## INSTRUCTIONS TO FOLLOW
Transcribe every entry word for word, leaving out all images.

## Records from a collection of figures
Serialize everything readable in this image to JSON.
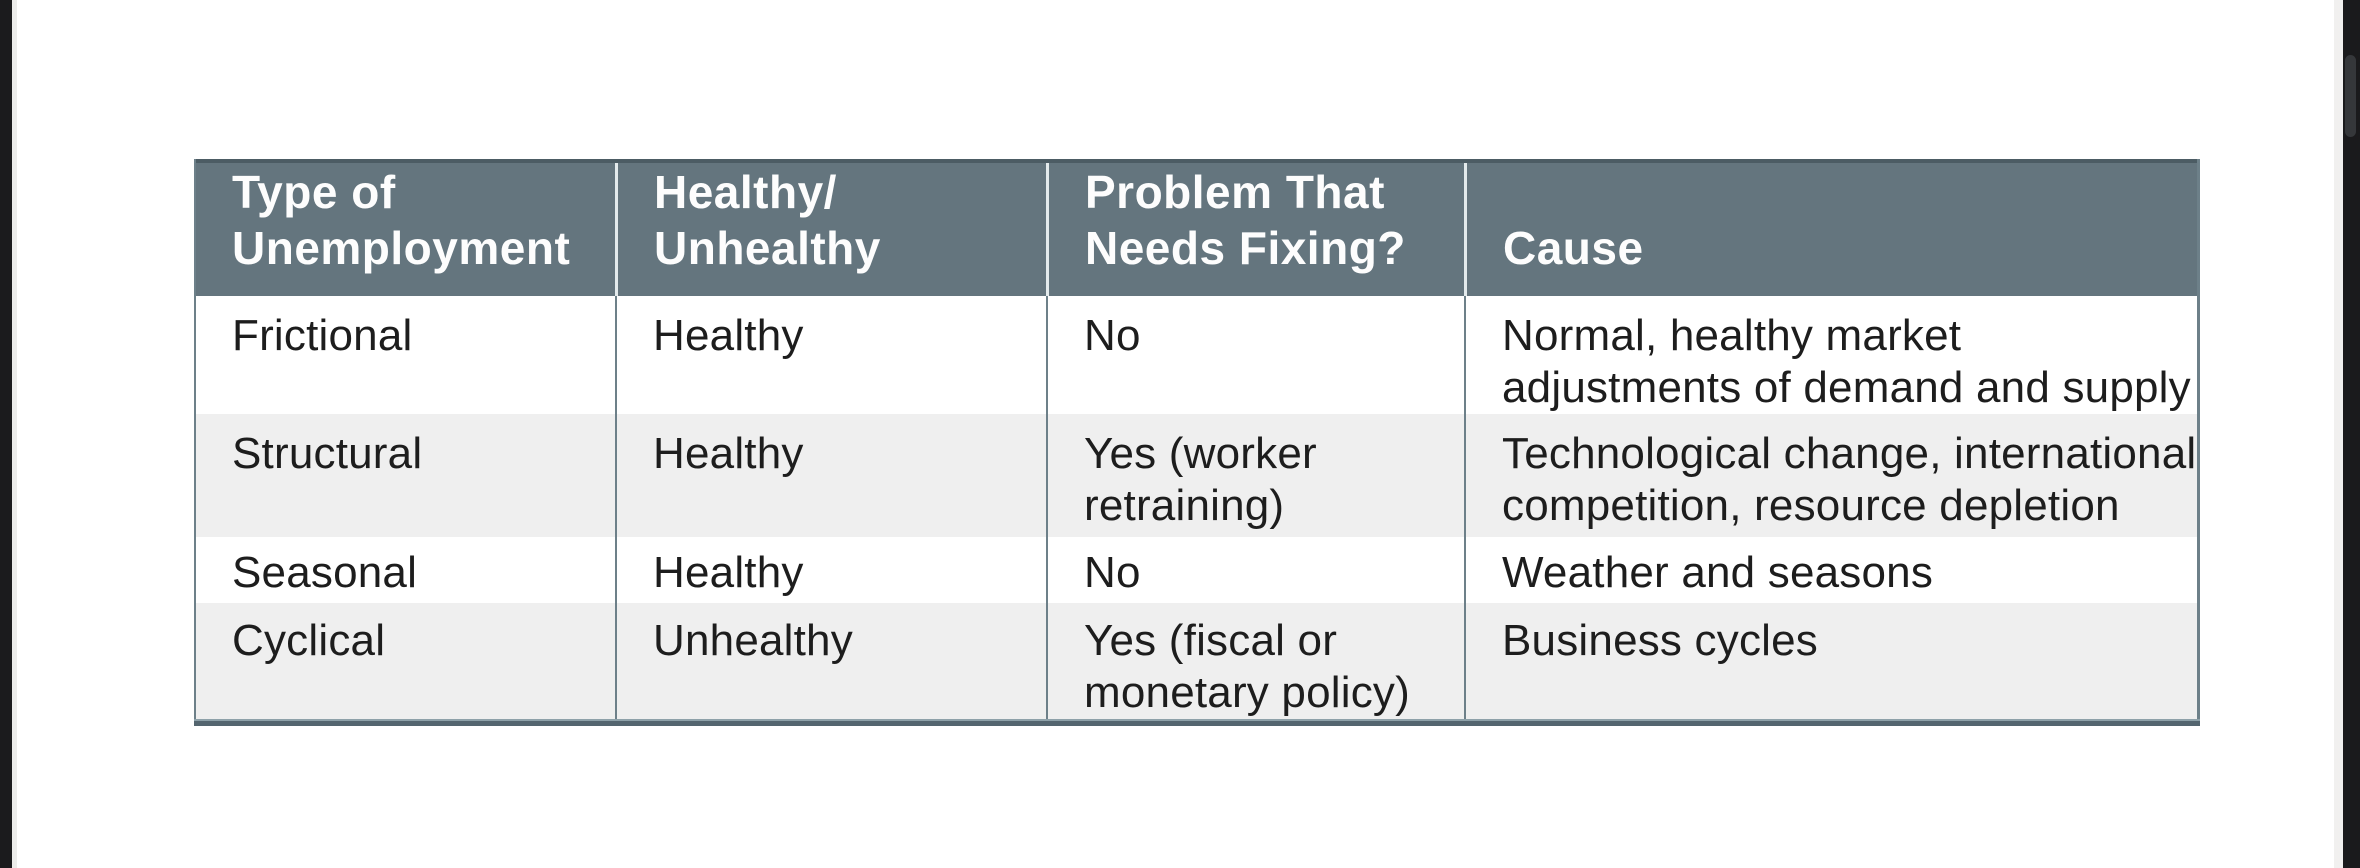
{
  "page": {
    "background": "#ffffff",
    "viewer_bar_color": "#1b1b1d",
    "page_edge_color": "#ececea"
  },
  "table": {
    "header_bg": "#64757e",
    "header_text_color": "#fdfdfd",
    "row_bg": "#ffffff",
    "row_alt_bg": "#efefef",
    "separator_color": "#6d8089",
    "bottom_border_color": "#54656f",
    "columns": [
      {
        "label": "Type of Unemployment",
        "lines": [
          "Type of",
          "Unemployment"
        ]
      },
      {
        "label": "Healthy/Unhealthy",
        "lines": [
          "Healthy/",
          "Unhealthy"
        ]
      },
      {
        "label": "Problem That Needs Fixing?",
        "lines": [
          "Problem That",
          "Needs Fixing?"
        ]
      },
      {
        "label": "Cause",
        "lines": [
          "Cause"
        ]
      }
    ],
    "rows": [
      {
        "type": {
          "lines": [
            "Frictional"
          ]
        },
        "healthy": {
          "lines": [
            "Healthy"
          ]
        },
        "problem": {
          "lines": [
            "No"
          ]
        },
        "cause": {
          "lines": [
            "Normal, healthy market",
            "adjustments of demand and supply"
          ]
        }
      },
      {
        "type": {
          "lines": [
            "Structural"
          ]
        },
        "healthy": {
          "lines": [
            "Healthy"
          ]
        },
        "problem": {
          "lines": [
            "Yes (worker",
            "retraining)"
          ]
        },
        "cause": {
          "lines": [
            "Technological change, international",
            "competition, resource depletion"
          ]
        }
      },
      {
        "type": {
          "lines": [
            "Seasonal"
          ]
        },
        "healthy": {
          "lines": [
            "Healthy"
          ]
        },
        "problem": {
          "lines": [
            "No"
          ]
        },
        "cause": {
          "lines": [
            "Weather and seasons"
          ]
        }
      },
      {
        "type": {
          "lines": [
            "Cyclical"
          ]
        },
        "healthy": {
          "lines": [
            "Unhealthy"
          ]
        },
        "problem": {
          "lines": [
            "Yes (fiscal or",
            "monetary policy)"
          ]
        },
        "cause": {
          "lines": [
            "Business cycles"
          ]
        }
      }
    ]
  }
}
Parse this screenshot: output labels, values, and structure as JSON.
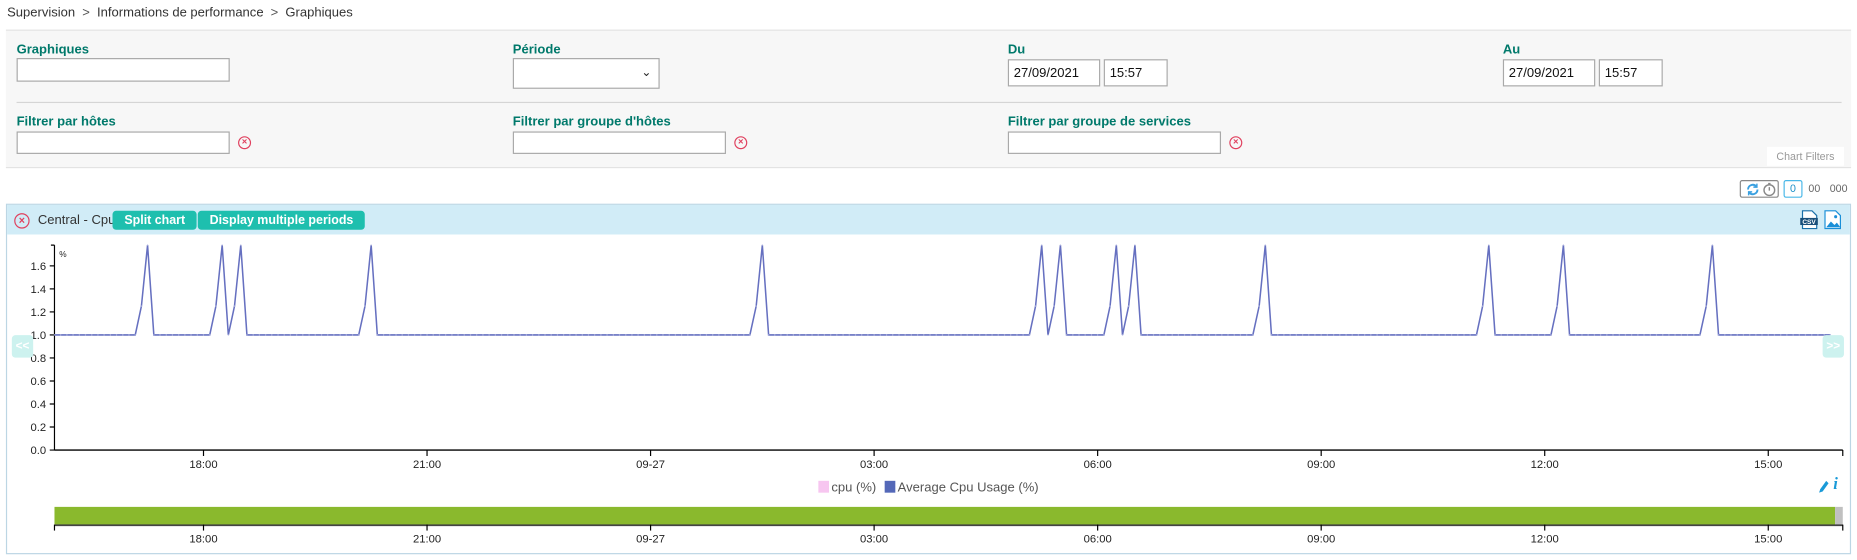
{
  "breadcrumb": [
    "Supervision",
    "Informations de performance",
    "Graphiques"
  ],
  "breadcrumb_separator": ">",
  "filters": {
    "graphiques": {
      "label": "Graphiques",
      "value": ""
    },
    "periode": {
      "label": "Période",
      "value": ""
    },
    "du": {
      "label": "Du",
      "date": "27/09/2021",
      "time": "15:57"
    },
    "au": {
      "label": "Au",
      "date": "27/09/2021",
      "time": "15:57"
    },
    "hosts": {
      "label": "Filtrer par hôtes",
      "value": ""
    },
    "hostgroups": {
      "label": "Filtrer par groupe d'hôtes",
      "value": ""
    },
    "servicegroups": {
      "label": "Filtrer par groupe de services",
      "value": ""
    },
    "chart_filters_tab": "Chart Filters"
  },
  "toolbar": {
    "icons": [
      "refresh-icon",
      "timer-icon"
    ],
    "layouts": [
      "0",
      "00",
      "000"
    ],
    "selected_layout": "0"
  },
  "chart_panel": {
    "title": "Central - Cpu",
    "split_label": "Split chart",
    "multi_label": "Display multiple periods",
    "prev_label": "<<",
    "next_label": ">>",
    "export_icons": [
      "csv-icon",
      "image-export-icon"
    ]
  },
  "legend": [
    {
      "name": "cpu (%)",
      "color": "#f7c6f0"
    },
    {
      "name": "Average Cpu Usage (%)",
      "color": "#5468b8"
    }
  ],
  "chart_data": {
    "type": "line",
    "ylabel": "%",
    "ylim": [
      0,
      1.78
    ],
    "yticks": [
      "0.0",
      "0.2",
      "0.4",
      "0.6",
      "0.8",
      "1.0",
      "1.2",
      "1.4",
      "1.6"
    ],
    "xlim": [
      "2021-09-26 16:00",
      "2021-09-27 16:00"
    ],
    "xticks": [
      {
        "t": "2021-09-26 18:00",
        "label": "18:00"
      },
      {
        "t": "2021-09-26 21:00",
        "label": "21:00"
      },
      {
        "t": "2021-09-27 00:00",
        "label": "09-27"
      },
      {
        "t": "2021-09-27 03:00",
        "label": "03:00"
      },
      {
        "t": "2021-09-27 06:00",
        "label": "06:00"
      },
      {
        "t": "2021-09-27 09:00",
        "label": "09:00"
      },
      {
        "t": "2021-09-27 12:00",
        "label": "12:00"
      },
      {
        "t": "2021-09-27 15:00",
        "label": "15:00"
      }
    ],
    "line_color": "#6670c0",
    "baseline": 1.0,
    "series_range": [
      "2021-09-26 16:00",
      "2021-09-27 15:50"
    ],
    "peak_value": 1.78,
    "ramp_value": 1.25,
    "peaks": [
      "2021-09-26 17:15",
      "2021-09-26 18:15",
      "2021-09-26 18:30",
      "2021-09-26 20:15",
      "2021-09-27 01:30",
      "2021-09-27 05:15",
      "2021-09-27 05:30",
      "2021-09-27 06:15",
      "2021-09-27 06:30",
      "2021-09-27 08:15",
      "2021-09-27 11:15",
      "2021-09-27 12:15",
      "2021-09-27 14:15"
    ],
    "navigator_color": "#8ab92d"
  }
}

## THE ANSWER
Serialize everything readable in this image to JSON.
{
  "page": {
    "background": "#ffffff",
    "viewer_bar_color": "#1b1b1d",
    "page_edge_color": "#ececea"
  },
  "table": {
    "header_bg": "#64757e",
    "header_text_color": "#fdfdfd",
    "row_bg": "#ffffff",
    "row_alt_bg": "#efefef",
    "separator_color": "#6d8089",
    "bottom_border_color": "#54656f",
    "columns": [
      {
        "label": "Type of Unemployment",
        "lines": [
          "Type of",
          "Unemployment"
        ]
      },
      {
        "label": "Healthy/Unhealthy",
        "lines": [
          "Healthy/",
          "Unhealthy"
        ]
      },
      {
        "label": "Problem That Needs Fixing?",
        "lines": [
          "Problem That",
          "Needs Fixing?"
        ]
      },
      {
        "label": "Cause",
        "lines": [
          "Cause"
        ]
      }
    ],
    "rows": [
      {
        "type": {
          "lines": [
            "Frictional"
          ]
        },
        "healthy": {
          "lines": [
            "Healthy"
          ]
        },
        "problem": {
          "lines": [
            "No"
          ]
        },
        "cause": {
          "lines": [
            "Normal, healthy market",
            "adjustments of demand and supply"
          ]
        }
      },
      {
        "type": {
          "lines": [
            "Structural"
          ]
        },
        "healthy": {
          "lines": [
            "Healthy"
          ]
        },
        "problem": {
          "lines": [
            "Yes (worker",
            "retraining)"
          ]
        },
        "cause": {
          "lines": [
            "Technological change, international",
            "competition, resource depletion"
          ]
        }
      },
      {
        "type": {
          "lines": [
            "Seasonal"
          ]
        },
        "healthy": {
          "lines": [
            "Healthy"
          ]
        },
        "problem": {
          "lines": [
            "No"
          ]
        },
        "cause": {
          "lines": [
            "Weather and seasons"
          ]
        }
      },
      {
        "type": {
          "lines": [
            "Cyclical"
          ]
        },
        "healthy": {
          "lines": [
            "Unhealthy"
          ]
        },
        "problem": {
          "lines": [
            "Yes (fiscal or",
            "monetary policy)"
          ]
        },
        "cause": {
          "lines": [
            "Business cycles"
          ]
        }
      }
    ]
  }
}
Parse this screenshot: output labels, values, and structure as JSON.
{
  "breadcrumb": [
    "Supervision",
    "Informations de performance",
    "Graphiques"
  ],
  "breadcrumb_separator": ">",
  "filters": {
    "graphiques": {
      "label": "Graphiques",
      "value": ""
    },
    "periode": {
      "label": "Période",
      "value": ""
    },
    "du": {
      "label": "Du",
      "date": "27/09/2021",
      "time": "15:57"
    },
    "au": {
      "label": "Au",
      "date": "27/09/2021",
      "time": "15:57"
    },
    "hosts": {
      "label": "Filtrer par hôtes",
      "value": ""
    },
    "hostgroups": {
      "label": "Filtrer par groupe d'hôtes",
      "value": ""
    },
    "servicegroups": {
      "label": "Filtrer par groupe de services",
      "value": ""
    },
    "chart_filters_tab": "Chart Filters"
  },
  "toolbar": {
    "icons": [
      "refresh-icon",
      "timer-icon"
    ],
    "layouts": [
      "0",
      "00",
      "000"
    ],
    "selected_layout": "0"
  },
  "chart_panel": {
    "title": "Central - Cpu",
    "split_label": "Split chart",
    "multi_label": "Display multiple periods",
    "prev_label": "<<",
    "next_label": ">>",
    "export_icons": [
      "csv-icon",
      "image-export-icon"
    ]
  },
  "legend": [
    {
      "name": "cpu (%)",
      "color": "#f7c6f0"
    },
    {
      "name": "Average Cpu Usage (%)",
      "color": "#5468b8"
    }
  ],
  "chart_data": {
    "type": "line",
    "ylabel": "%",
    "ylim": [
      0,
      1.78
    ],
    "yticks": [
      "0.0",
      "0.2",
      "0.4",
      "0.6",
      "0.8",
      "1.0",
      "1.2",
      "1.4",
      "1.6"
    ],
    "xlim": [
      "2021-09-26 16:00",
      "2021-09-27 16:00"
    ],
    "xticks": [
      {
        "t": "2021-09-26 18:00",
        "label": "18:00"
      },
      {
        "t": "2021-09-26 21:00",
        "label": "21:00"
      },
      {
        "t": "2021-09-27 00:00",
        "label": "09-27"
      },
      {
        "t": "2021-09-27 03:00",
        "label": "03:00"
      },
      {
        "t": "2021-09-27 06:00",
        "label": "06:00"
      },
      {
        "t": "2021-09-27 09:00",
        "label": "09:00"
      },
      {
        "t": "2021-09-27 12:00",
        "label": "12:00"
      },
      {
        "t": "2021-09-27 15:00",
        "label": "15:00"
      }
    ],
    "line_color": "#6670c0",
    "baseline": 1.0,
    "series_range": [
      "2021-09-26 16:00",
      "2021-09-27 15:50"
    ],
    "peak_value": 1.78,
    "ramp_value": 1.25,
    "peaks": [
      "2021-09-26 17:15",
      "2021-09-26 18:15",
      "2021-09-26 18:30",
      "2021-09-26 20:15",
      "2021-09-27 01:30",
      "2021-09-27 05:15",
      "2021-09-27 05:30",
      "2021-09-27 06:15",
      "2021-09-27 06:30",
      "2021-09-27 08:15",
      "2021-09-27 11:15",
      "2021-09-27 12:15",
      "2021-09-27 14:15"
    ],
    "navigator_color": "#8ab92d"
  }
}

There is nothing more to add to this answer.